In the material below, list every line carrying the string "screenshot".
+-------+
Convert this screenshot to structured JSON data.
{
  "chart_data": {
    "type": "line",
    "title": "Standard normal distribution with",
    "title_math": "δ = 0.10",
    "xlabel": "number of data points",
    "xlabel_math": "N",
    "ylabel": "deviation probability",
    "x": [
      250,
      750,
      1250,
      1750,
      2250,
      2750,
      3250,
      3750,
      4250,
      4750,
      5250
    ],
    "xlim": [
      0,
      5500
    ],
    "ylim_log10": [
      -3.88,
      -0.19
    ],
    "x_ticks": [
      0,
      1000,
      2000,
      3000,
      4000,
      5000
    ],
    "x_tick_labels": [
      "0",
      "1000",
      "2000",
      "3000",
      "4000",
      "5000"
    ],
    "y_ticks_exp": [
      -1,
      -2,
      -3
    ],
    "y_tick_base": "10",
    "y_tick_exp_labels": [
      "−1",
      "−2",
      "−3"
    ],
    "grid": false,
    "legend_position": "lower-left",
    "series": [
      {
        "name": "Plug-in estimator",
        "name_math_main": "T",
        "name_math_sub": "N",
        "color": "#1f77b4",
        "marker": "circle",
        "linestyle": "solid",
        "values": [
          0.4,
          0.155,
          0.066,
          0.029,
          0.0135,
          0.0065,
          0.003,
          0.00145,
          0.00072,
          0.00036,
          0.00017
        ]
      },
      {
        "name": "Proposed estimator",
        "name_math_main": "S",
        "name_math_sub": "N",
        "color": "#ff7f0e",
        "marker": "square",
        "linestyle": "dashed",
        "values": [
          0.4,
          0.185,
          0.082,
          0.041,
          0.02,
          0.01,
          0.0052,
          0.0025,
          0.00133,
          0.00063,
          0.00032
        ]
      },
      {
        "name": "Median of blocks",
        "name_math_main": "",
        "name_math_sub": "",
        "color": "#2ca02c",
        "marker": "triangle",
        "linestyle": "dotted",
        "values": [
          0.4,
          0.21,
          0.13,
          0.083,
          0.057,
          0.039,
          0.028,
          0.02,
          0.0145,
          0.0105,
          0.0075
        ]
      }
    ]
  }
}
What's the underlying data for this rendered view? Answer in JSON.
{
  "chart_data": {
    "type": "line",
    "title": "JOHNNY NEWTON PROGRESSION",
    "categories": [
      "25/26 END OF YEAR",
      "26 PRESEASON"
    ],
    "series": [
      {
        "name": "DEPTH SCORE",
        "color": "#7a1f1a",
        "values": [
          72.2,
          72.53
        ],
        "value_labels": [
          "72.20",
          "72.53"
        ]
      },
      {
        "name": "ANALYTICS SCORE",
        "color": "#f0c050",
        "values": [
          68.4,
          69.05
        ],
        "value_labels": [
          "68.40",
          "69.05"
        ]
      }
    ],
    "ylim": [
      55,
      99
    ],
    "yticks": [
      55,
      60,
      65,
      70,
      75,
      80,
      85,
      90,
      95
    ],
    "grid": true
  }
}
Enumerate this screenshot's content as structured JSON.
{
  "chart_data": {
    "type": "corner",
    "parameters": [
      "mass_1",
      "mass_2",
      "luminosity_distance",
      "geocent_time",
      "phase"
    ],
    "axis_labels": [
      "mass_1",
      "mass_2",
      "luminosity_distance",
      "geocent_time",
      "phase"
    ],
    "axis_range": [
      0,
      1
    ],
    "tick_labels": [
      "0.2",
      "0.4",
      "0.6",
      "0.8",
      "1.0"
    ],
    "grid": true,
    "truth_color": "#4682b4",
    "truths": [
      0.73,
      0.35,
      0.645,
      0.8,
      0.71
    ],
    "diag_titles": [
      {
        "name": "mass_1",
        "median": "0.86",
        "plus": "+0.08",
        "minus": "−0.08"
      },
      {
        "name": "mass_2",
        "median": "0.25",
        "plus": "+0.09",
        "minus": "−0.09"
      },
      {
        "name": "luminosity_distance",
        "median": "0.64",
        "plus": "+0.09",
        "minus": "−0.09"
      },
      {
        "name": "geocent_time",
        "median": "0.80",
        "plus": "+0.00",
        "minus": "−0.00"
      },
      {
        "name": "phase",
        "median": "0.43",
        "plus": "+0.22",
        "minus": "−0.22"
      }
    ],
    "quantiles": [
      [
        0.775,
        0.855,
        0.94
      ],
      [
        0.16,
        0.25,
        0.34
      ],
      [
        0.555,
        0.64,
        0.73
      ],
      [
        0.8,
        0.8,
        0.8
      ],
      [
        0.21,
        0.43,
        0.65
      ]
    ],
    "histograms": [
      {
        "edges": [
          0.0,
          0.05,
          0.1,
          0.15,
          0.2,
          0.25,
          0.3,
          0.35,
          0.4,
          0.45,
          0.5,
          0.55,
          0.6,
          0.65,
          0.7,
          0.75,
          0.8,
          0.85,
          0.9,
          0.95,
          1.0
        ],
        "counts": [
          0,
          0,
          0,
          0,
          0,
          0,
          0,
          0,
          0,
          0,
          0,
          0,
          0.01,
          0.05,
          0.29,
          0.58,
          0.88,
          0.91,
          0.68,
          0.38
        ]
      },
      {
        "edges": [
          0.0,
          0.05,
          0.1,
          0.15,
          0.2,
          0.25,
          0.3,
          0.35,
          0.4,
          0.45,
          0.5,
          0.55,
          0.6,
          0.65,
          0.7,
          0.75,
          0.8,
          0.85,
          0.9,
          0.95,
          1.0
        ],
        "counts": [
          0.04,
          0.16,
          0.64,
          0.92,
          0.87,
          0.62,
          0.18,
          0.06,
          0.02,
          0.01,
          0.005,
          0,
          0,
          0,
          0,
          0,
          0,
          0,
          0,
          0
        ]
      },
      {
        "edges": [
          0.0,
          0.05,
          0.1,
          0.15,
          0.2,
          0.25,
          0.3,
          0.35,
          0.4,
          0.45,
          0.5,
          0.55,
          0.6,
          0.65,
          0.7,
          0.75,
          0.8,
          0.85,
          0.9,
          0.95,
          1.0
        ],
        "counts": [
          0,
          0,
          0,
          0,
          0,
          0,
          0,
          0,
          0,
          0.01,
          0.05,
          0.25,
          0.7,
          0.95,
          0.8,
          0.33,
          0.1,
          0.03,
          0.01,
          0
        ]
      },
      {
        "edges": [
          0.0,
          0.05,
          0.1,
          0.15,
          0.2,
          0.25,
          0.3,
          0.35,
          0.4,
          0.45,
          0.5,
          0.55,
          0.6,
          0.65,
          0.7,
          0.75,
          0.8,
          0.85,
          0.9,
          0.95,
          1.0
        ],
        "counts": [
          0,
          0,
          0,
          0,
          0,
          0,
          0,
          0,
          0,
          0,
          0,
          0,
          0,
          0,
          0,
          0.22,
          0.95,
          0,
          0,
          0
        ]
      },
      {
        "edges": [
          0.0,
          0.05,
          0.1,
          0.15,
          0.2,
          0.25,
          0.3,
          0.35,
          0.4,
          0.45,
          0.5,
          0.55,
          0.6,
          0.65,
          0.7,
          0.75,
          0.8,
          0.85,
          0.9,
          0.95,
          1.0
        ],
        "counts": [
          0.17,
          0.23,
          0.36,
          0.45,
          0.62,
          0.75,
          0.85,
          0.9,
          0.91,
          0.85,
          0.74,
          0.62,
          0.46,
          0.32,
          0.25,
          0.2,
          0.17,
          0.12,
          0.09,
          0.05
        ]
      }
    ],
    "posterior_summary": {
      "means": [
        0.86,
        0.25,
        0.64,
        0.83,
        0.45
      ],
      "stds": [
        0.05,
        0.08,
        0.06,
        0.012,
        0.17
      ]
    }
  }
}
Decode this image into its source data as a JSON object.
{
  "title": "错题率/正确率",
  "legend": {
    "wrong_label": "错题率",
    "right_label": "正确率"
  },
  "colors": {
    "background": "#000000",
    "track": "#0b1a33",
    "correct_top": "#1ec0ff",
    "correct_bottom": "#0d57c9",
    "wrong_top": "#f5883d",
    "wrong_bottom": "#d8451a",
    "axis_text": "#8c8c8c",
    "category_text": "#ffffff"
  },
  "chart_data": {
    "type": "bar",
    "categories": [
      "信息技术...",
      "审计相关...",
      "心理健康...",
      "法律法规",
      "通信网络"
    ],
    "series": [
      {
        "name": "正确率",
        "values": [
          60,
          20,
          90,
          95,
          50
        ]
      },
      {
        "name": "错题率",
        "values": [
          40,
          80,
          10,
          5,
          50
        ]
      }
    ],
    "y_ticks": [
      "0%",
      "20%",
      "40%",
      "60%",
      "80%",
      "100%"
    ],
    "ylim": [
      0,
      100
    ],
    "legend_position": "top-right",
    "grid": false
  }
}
+-------+
-- Reply to the task --
Convert this screenshot to structured JSON data.
Enumerate this screenshot's content as structured JSON.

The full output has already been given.